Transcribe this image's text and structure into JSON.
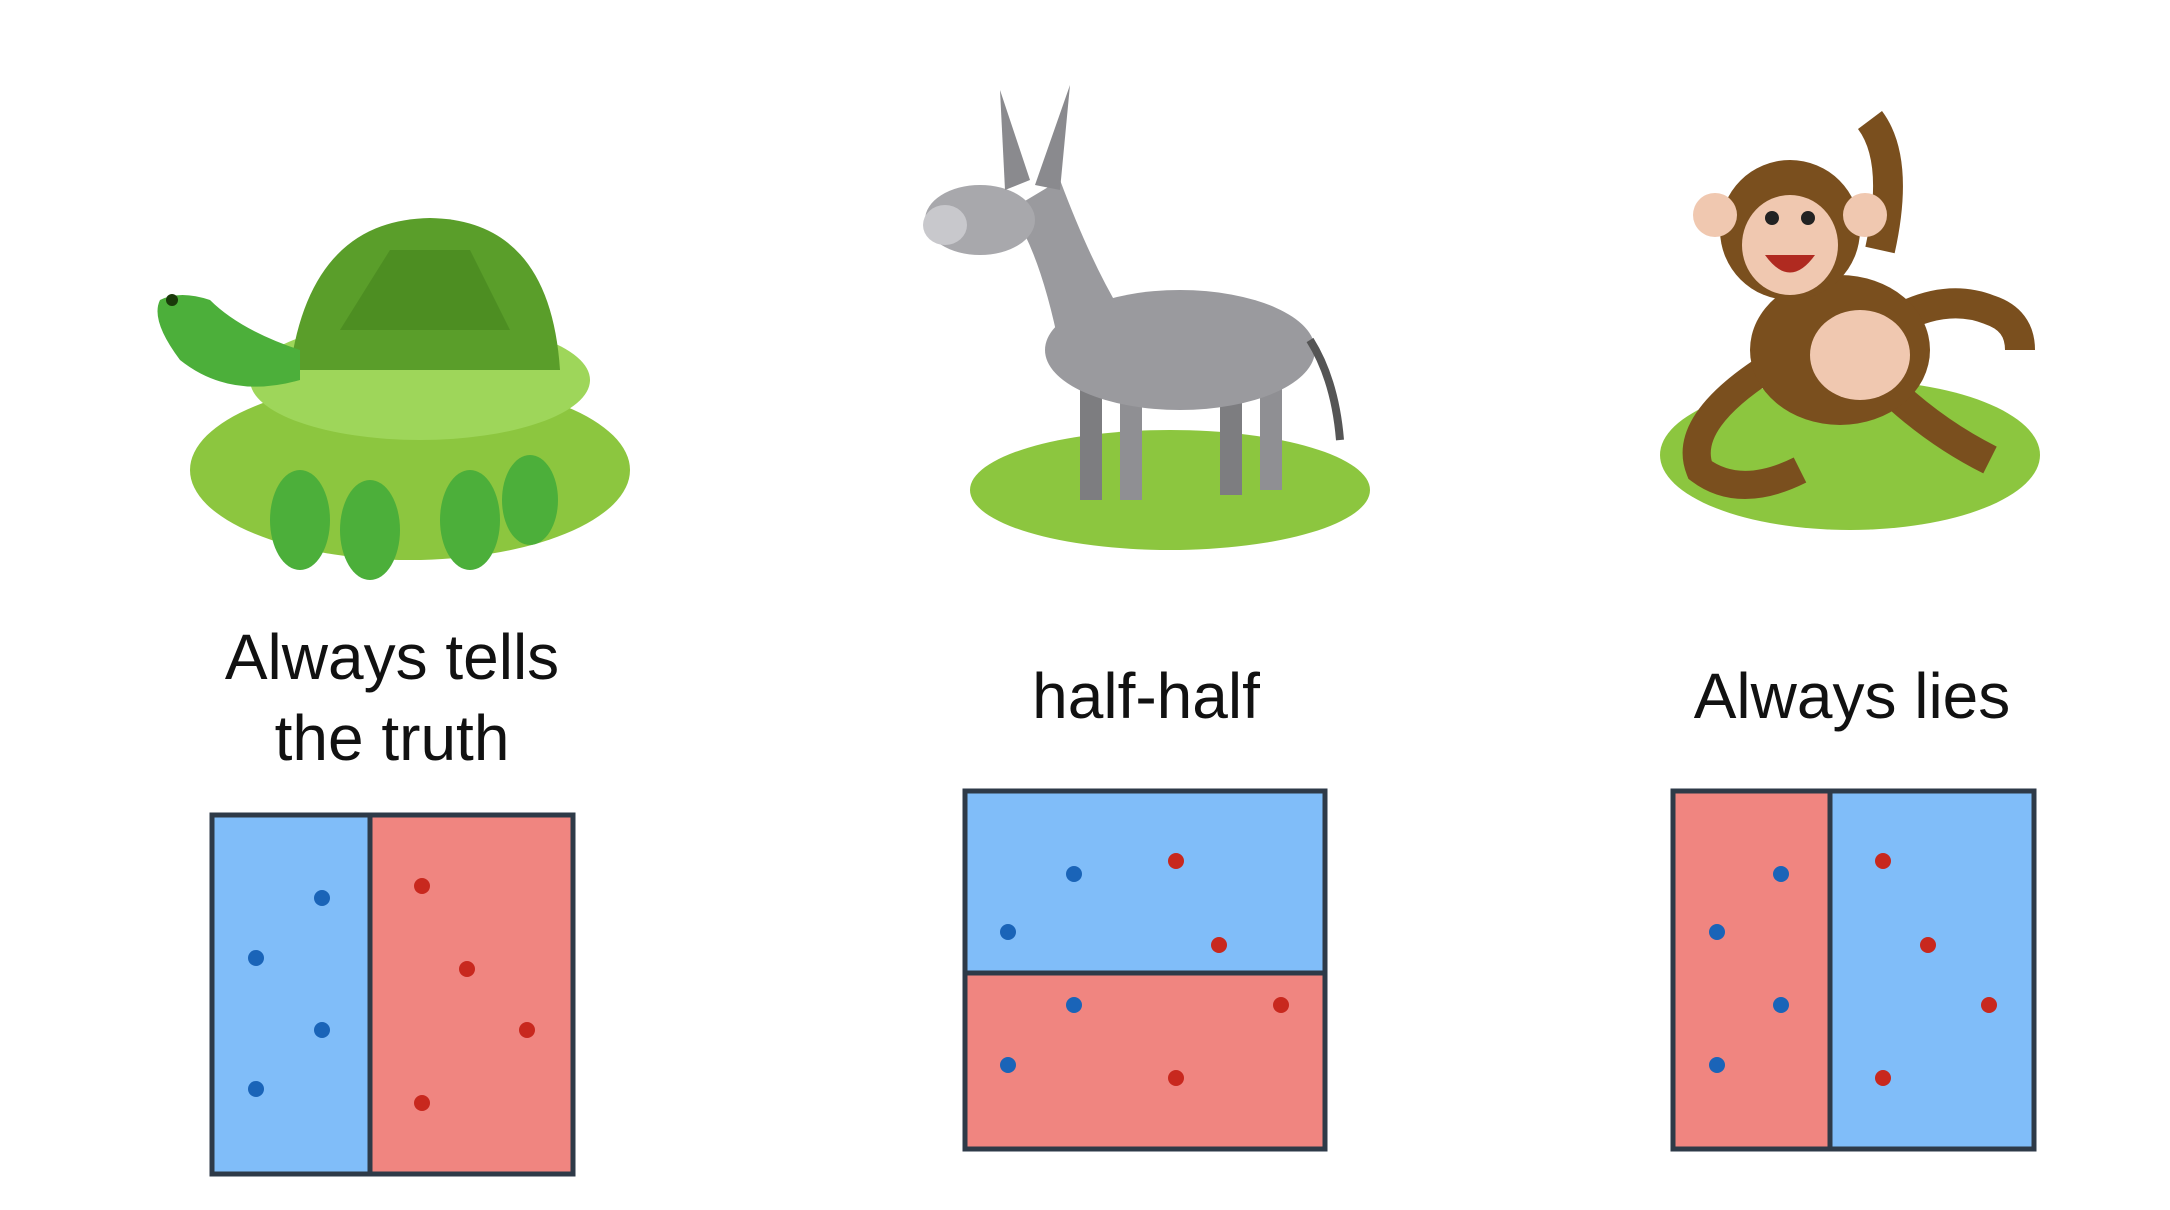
{
  "columns": [
    {
      "label": "Always tells the truth"
    },
    {
      "label": "half-half"
    },
    {
      "label": "Always lies"
    }
  ]
}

Exercise directions =
Your task is to reproduce all of the material exactly. The pictures stay out.

Answer to this problem =
Transcribe this image's text and structure into JSON.
{
  "columns": [
    {
      "label": "Always tells the truth"
    },
    {
      "label": "half-half"
    },
    {
      "label": "Always lies"
    }
  ]
}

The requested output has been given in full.